» Work to be completed
Reproduce the listing below, renaming every "row-label" to "field-label" and keeping every other character unchanged.

Records from a data source
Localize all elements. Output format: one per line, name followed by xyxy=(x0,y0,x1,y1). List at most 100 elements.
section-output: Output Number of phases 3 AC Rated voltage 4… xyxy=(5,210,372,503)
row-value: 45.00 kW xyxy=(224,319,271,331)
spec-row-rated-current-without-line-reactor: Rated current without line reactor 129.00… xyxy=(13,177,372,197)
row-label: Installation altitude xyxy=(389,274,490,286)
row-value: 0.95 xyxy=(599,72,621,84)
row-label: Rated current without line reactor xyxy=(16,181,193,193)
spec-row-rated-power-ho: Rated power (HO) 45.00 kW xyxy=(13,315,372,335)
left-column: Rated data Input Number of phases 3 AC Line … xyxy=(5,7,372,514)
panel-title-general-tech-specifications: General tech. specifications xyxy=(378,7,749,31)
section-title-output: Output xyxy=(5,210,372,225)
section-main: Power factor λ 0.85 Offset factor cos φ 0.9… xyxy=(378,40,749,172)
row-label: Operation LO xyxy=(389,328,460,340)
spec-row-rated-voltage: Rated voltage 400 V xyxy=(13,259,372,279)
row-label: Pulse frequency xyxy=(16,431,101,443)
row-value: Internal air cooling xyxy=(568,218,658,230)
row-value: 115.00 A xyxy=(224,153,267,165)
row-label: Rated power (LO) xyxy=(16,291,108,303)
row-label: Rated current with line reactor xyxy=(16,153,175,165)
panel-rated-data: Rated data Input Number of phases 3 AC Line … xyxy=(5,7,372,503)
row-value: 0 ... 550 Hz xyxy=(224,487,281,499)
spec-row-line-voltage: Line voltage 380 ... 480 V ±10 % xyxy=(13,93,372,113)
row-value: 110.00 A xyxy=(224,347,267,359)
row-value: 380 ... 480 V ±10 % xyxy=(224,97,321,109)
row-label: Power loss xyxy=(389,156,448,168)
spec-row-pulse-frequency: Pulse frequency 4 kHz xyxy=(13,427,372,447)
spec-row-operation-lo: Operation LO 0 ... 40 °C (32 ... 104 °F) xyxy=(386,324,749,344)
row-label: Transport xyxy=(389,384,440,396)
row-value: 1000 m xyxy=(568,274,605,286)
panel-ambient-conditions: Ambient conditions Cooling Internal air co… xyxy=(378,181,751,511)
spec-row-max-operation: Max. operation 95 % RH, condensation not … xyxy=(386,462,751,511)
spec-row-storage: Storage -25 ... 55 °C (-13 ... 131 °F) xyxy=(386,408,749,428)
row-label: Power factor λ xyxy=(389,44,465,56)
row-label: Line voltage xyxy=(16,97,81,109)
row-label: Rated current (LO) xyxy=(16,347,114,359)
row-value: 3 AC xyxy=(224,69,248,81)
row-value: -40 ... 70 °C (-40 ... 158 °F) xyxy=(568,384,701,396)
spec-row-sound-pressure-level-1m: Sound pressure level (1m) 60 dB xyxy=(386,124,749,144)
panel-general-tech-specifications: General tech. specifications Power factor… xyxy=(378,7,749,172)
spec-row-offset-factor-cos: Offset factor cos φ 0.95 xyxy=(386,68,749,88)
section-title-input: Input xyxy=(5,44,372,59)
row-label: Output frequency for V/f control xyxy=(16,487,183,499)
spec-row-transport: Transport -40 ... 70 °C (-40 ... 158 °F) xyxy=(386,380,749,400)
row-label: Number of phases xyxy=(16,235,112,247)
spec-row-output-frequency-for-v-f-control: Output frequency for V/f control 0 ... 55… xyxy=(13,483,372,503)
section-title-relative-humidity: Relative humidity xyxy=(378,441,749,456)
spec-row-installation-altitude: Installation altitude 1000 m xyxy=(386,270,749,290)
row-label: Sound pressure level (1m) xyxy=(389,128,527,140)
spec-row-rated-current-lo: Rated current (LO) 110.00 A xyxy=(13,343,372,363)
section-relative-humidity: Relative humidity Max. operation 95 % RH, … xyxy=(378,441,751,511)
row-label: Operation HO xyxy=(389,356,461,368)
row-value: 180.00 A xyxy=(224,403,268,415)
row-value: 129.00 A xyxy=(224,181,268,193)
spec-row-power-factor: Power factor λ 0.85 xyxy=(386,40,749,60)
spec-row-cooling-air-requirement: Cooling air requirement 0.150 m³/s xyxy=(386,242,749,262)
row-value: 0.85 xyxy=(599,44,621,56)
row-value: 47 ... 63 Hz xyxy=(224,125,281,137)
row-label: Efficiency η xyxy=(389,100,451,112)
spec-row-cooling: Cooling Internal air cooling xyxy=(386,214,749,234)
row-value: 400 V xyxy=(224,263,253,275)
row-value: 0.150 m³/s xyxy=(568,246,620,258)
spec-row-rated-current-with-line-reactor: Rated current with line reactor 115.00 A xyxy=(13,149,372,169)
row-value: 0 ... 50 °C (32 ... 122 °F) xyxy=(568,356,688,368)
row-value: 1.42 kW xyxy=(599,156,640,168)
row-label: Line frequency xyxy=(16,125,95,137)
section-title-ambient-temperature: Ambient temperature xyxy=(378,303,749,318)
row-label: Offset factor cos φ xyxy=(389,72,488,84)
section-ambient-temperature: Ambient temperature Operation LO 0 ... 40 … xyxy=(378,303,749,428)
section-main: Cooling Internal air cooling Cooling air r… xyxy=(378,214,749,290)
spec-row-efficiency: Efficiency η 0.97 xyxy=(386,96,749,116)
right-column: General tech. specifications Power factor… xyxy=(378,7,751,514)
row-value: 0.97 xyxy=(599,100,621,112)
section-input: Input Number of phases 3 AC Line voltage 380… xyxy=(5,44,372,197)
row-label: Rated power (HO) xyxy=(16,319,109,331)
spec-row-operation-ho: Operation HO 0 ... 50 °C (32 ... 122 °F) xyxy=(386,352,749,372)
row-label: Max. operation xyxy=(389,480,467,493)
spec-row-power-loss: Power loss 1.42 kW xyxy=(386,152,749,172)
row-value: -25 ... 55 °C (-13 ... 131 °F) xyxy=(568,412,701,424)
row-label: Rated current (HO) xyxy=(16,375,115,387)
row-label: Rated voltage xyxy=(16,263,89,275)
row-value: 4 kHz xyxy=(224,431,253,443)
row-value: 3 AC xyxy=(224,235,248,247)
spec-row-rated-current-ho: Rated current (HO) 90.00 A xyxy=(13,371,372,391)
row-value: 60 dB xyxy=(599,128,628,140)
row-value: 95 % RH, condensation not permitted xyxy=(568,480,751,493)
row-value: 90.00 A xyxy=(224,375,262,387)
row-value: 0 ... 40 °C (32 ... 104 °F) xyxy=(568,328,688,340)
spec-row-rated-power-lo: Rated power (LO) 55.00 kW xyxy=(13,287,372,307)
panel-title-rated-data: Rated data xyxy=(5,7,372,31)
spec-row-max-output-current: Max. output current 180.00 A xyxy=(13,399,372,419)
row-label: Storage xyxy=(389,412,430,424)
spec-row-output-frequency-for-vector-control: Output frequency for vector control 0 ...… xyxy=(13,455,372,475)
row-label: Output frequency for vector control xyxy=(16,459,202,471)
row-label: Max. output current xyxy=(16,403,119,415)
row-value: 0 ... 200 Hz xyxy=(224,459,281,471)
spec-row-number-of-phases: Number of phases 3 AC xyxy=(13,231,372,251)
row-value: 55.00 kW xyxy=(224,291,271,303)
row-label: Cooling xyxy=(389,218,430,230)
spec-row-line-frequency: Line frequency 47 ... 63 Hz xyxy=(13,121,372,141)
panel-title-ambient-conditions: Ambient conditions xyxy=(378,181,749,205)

» Full answer
Localize all elements. Output format: one per line, name followed by xyxy=(x0,y0,x1,y1). List at most 100 elements.
section-output: Output Number of phases 3 AC Rated voltage 4… xyxy=(5,210,372,503)
row-value: 45.00 kW xyxy=(224,319,271,331)
spec-row-rated-current-without-line-reactor: Rated current without line reactor 129.00… xyxy=(13,177,372,197)
field-label: Installation altitude xyxy=(389,274,490,286)
row-value: 0.95 xyxy=(599,72,621,84)
field-label: Rated current without line reactor xyxy=(16,181,193,193)
spec-row-rated-power-ho: Rated power (HO) 45.00 kW xyxy=(13,315,372,335)
left-column: Rated data Input Number of phases 3 AC Line … xyxy=(5,7,372,514)
panel-title-general-tech-specifications: General tech. specifications xyxy=(378,7,749,31)
section-title-output: Output xyxy=(5,210,372,225)
section-main: Power factor λ 0.85 Offset factor cos φ 0.9… xyxy=(378,40,749,172)
field-label: Operation LO xyxy=(389,328,460,340)
spec-row-rated-voltage: Rated voltage 400 V xyxy=(13,259,372,279)
field-label: Pulse frequency xyxy=(16,431,101,443)
row-value: Internal air cooling xyxy=(568,218,658,230)
row-value: 115.00 A xyxy=(224,153,267,165)
field-label: Rated power (LO) xyxy=(16,291,108,303)
field-label: Rated current with line reactor xyxy=(16,153,175,165)
panel-rated-data: Rated data Input Number of phases 3 AC Line … xyxy=(5,7,372,503)
row-value: 0 ... 550 Hz xyxy=(224,487,281,499)
spec-row-line-voltage: Line voltage 380 ... 480 V ±10 % xyxy=(13,93,372,113)
row-value: 110.00 A xyxy=(224,347,267,359)
row-value: 380 ... 480 V ±10 % xyxy=(224,97,321,109)
field-label: Power loss xyxy=(389,156,448,168)
spec-row-pulse-frequency: Pulse frequency 4 kHz xyxy=(13,427,372,447)
spec-row-operation-lo: Operation LO 0 ... 40 °C (32 ... 104 °F) xyxy=(386,324,749,344)
field-label: Transport xyxy=(389,384,440,396)
row-value: 1000 m xyxy=(568,274,605,286)
panel-ambient-conditions: Ambient conditions Cooling Internal air co… xyxy=(378,181,751,511)
spec-row-max-operation: Max. operation 95 % RH, condensation not … xyxy=(386,462,751,511)
spec-row-storage: Storage -25 ... 55 °C (-13 ... 131 °F) xyxy=(386,408,749,428)
field-label: Power factor λ xyxy=(389,44,465,56)
field-label: Line voltage xyxy=(16,97,81,109)
field-label: Rated current (LO) xyxy=(16,347,114,359)
row-value: 3 AC xyxy=(224,69,248,81)
row-value: -40 ... 70 °C (-40 ... 158 °F) xyxy=(568,384,701,396)
spec-row-sound-pressure-level-1m: Sound pressure level (1m) 60 dB xyxy=(386,124,749,144)
panel-general-tech-specifications: General tech. specifications Power factor… xyxy=(378,7,749,172)
spec-row-offset-factor-cos: Offset factor cos φ 0.95 xyxy=(386,68,749,88)
section-title-input: Input xyxy=(5,44,372,59)
field-label: Output frequency for V/f control xyxy=(16,487,183,499)
spec-row-transport: Transport -40 ... 70 °C (-40 ... 158 °F) xyxy=(386,380,749,400)
field-label: Number of phases xyxy=(16,235,112,247)
spec-row-output-frequency-for-v-f-control: Output frequency for V/f control 0 ... 55… xyxy=(13,483,372,503)
section-title-relative-humidity: Relative humidity xyxy=(378,441,749,456)
spec-row-installation-altitude: Installation altitude 1000 m xyxy=(386,270,749,290)
field-label: Sound pressure level (1m) xyxy=(389,128,527,140)
spec-row-rated-current-lo: Rated current (LO) 110.00 A xyxy=(13,343,372,363)
section-relative-humidity: Relative humidity Max. operation 95 % RH, … xyxy=(378,441,751,511)
field-label: Operation HO xyxy=(389,356,461,368)
row-value: 180.00 A xyxy=(224,403,268,415)
row-value: 129.00 A xyxy=(224,181,268,193)
spec-row-power-factor: Power factor λ 0.85 xyxy=(386,40,749,60)
spec-row-cooling-air-requirement: Cooling air requirement 0.150 m³/s xyxy=(386,242,749,262)
row-value: 0.85 xyxy=(599,44,621,56)
row-value: 47 ... 63 Hz xyxy=(224,125,281,137)
field-label: Efficiency η xyxy=(389,100,451,112)
spec-row-cooling: Cooling Internal air cooling xyxy=(386,214,749,234)
row-value: 400 V xyxy=(224,263,253,275)
row-value: 0.150 m³/s xyxy=(568,246,620,258)
spec-row-rated-current-with-line-reactor: Rated current with line reactor 115.00 A xyxy=(13,149,372,169)
row-value: 0 ... 50 °C (32 ... 122 °F) xyxy=(568,356,688,368)
row-value: 1.42 kW xyxy=(599,156,640,168)
field-label: Line frequency xyxy=(16,125,95,137)
section-title-ambient-temperature: Ambient temperature xyxy=(378,303,749,318)
field-label: Offset factor cos φ xyxy=(389,72,488,84)
section-ambient-temperature: Ambient temperature Operation LO 0 ... 40 … xyxy=(378,303,749,428)
section-main: Cooling Internal air cooling Cooling air r… xyxy=(378,214,749,290)
spec-row-efficiency: Efficiency η 0.97 xyxy=(386,96,749,116)
right-column: General tech. specifications Power factor… xyxy=(378,7,751,514)
row-value: 0.97 xyxy=(599,100,621,112)
section-input: Input Number of phases 3 AC Line voltage 380… xyxy=(5,44,372,197)
field-label: Rated power (HO) xyxy=(16,319,109,331)
spec-row-operation-ho: Operation HO 0 ... 50 °C (32 ... 122 °F) xyxy=(386,352,749,372)
field-label: Max. operation xyxy=(389,480,467,493)
spec-row-power-loss: Power loss 1.42 kW xyxy=(386,152,749,172)
row-value: -25 ... 55 °C (-13 ... 131 °F) xyxy=(568,412,701,424)
field-label: Rated current (HO) xyxy=(16,375,115,387)
field-label: Rated voltage xyxy=(16,263,89,275)
row-value: 4 kHz xyxy=(224,431,253,443)
row-value: 3 AC xyxy=(224,235,248,247)
spec-row-rated-current-ho: Rated current (HO) 90.00 A xyxy=(13,371,372,391)
row-value: 60 dB xyxy=(599,128,628,140)
row-value: 95 % RH, condensation not permitted xyxy=(568,480,751,493)
row-value: 90.00 A xyxy=(224,375,262,387)
row-value: 0 ... 40 °C (32 ... 104 °F) xyxy=(568,328,688,340)
spec-row-rated-power-lo: Rated power (LO) 55.00 kW xyxy=(13,287,372,307)
panel-title-rated-data: Rated data xyxy=(5,7,372,31)
spec-row-max-output-current: Max. output current 180.00 A xyxy=(13,399,372,419)
field-label: Storage xyxy=(389,412,430,424)
spec-row-output-frequency-for-vector-control: Output frequency for vector control 0 ...… xyxy=(13,455,372,475)
field-label: Output frequency for vector control xyxy=(16,459,202,471)
field-label: Max. output current xyxy=(16,403,119,415)
row-value: 0 ... 200 Hz xyxy=(224,459,281,471)
spec-row-number-of-phases: Number of phases 3 AC xyxy=(13,231,372,251)
row-value: 55.00 kW xyxy=(224,291,271,303)
field-label: Cooling xyxy=(389,218,430,230)
spec-row-line-frequency: Line frequency 47 ... 63 Hz xyxy=(13,121,372,141)
panel-title-ambient-conditions: Ambient conditions xyxy=(378,181,749,205)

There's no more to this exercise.